### EXERCISE INSTRUCTIONS
Copy nothing but the text: reproduce each line of the listing exactly and leave the pictures out.

### MATERIAL PROVIDED
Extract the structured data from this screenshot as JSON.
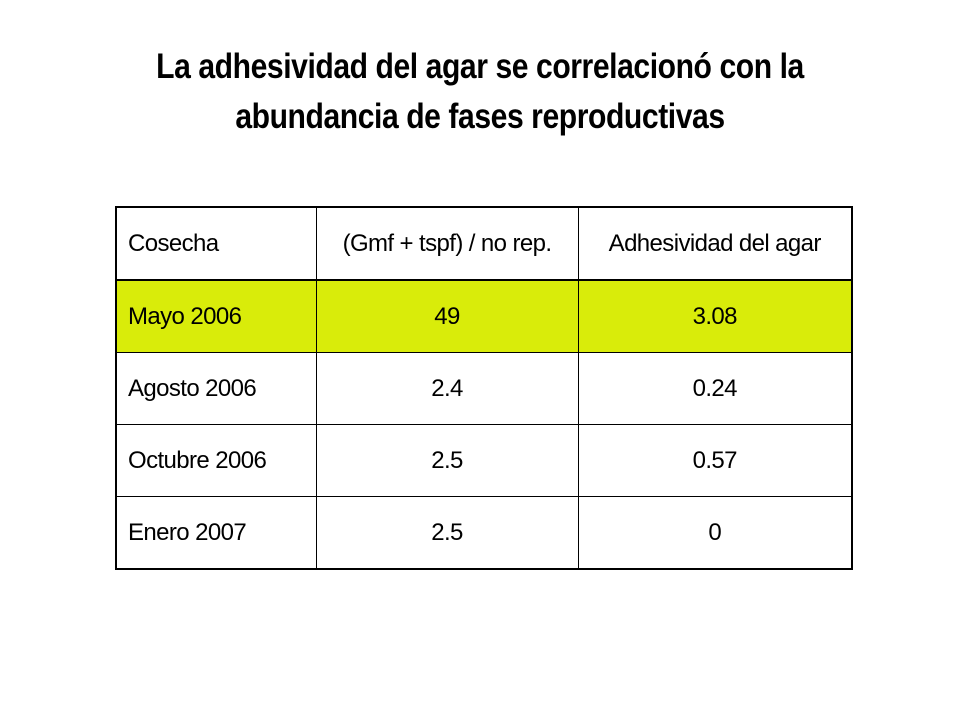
{
  "title": {
    "line1": "La adhesividad del agar se correlacionó con la",
    "line2": "abundancia de fases reproductivas"
  },
  "table": {
    "headers": [
      "Cosecha",
      "(Gmf + tspf) / no rep.",
      "Adhesividad del agar"
    ],
    "rows": [
      {
        "cosecha": "Mayo 2006",
        "ratio": "49",
        "adhesividad": "3.08",
        "highlighted": true
      },
      {
        "cosecha": "Agosto 2006",
        "ratio": "2.4",
        "adhesividad": "0.24",
        "highlighted": false
      },
      {
        "cosecha": "Octubre 2006",
        "ratio": "2.5",
        "adhesividad": "0.57",
        "highlighted": false
      },
      {
        "cosecha": "Enero 2007",
        "ratio": "2.5",
        "adhesividad": "0",
        "highlighted": false
      }
    ]
  },
  "colors": {
    "highlight": "#d9ec0a",
    "text": "#000000",
    "background": "#ffffff"
  }
}
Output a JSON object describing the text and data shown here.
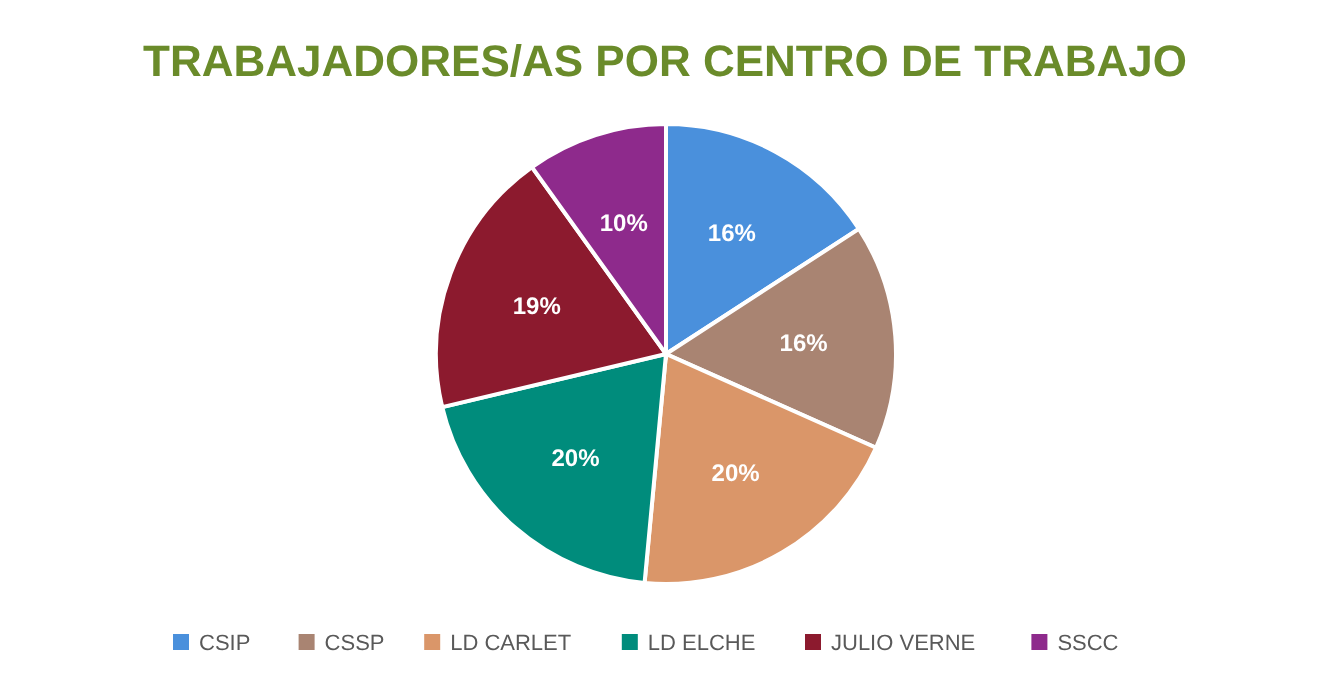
{
  "chart_data": {
    "type": "pie",
    "title": "TRABAJADORES/AS POR CENTRO DE TRABAJO",
    "categories": [
      "CSIP",
      "CSSP",
      "LD CARLET",
      "LD ELCHE",
      "JULIO VERNE",
      "SSCC"
    ],
    "values": [
      16,
      16,
      20,
      20,
      19,
      10
    ],
    "value_labels": [
      "16%",
      "16%",
      "20%",
      "20%",
      "19%",
      "10%"
    ],
    "colors": [
      "#4a90dc",
      "#a98472",
      "#da9669",
      "#008c7c",
      "#8c1a2e",
      "#8e2a8c"
    ],
    "legend": "bottom"
  }
}
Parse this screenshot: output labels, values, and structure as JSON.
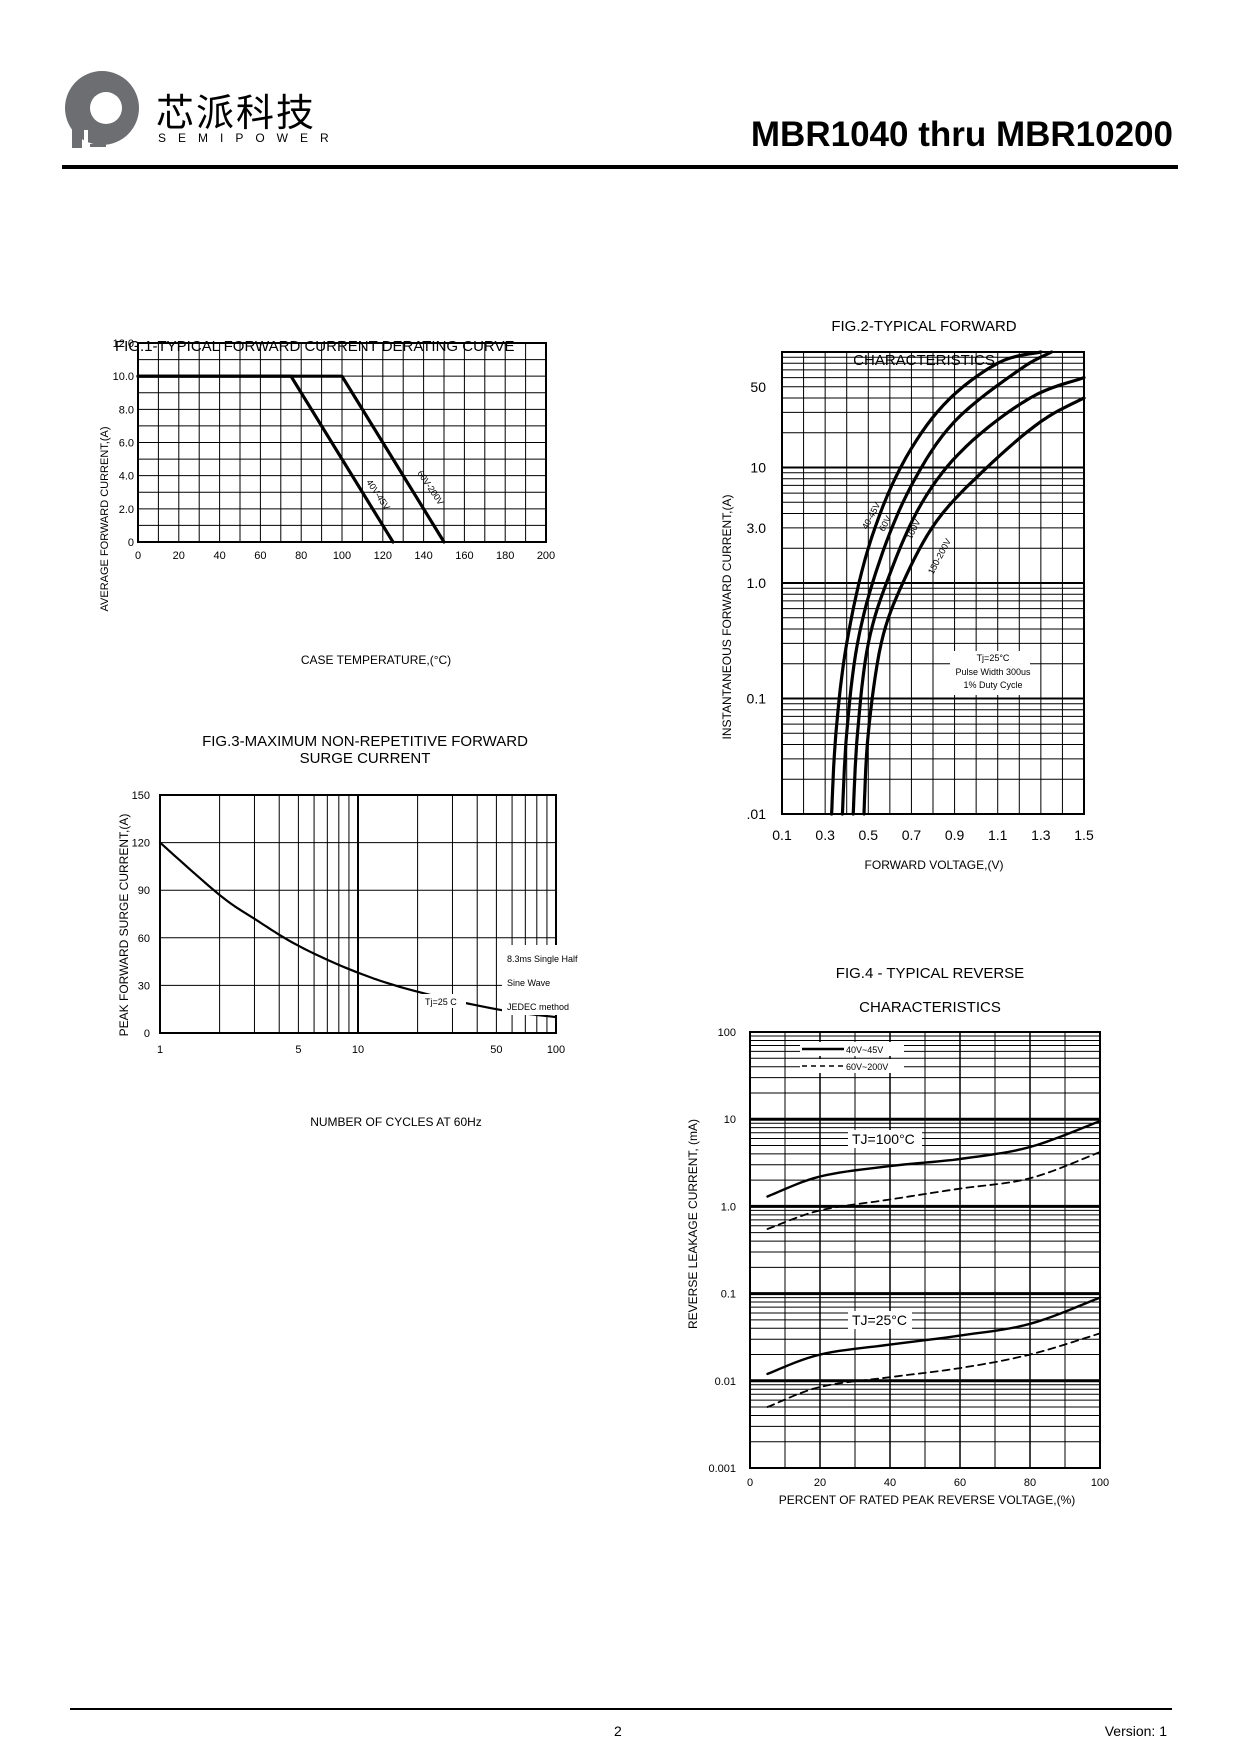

### WORKED ANSWER
Extract the structured data from this screenshot as JSON.
{
  "title": {
    "line1": "La adhesividad del agar se correlacionó con la",
    "line2": "abundancia de fases reproductivas"
  },
  "table": {
    "headers": [
      "Cosecha",
      "(Gmf + tspf) / no rep.",
      "Adhesividad del agar"
    ],
    "rows": [
      {
        "cosecha": "Mayo 2006",
        "ratio": "49",
        "adhesividad": "3.08",
        "highlighted": true
      },
      {
        "cosecha": "Agosto 2006",
        "ratio": "2.4",
        "adhesividad": "0.24",
        "highlighted": false
      },
      {
        "cosecha": "Octubre 2006",
        "ratio": "2.5",
        "adhesividad": "0.57",
        "highlighted": false
      },
      {
        "cosecha": "Enero 2007",
        "ratio": "2.5",
        "adhesividad": "0",
        "highlighted": false
      }
    ]
  },
  "colors": {
    "highlight": "#d9ec0a",
    "text": "#000000",
    "background": "#ffffff"
  }
}
Output a JSON object describing the text and data shown here.
{
  "chart_data": {
    "type": "pie",
    "title": "TRABAJADORES/AS POR CENTRO DE TRABAJO",
    "categories": [
      "CSIP",
      "CSSP",
      "LD CARLET",
      "LD ELCHE",
      "JULIO VERNE",
      "SSCC"
    ],
    "values": [
      16,
      16,
      20,
      20,
      19,
      10
    ],
    "value_labels": [
      "16%",
      "16%",
      "20%",
      "20%",
      "19%",
      "10%"
    ],
    "colors": [
      "#4a90dc",
      "#a98472",
      "#da9669",
      "#008c7c",
      "#8c1a2e",
      "#8e2a8c"
    ],
    "legend": "bottom"
  }
}
Parse this screenshot: output labels, values, and structure as JSON.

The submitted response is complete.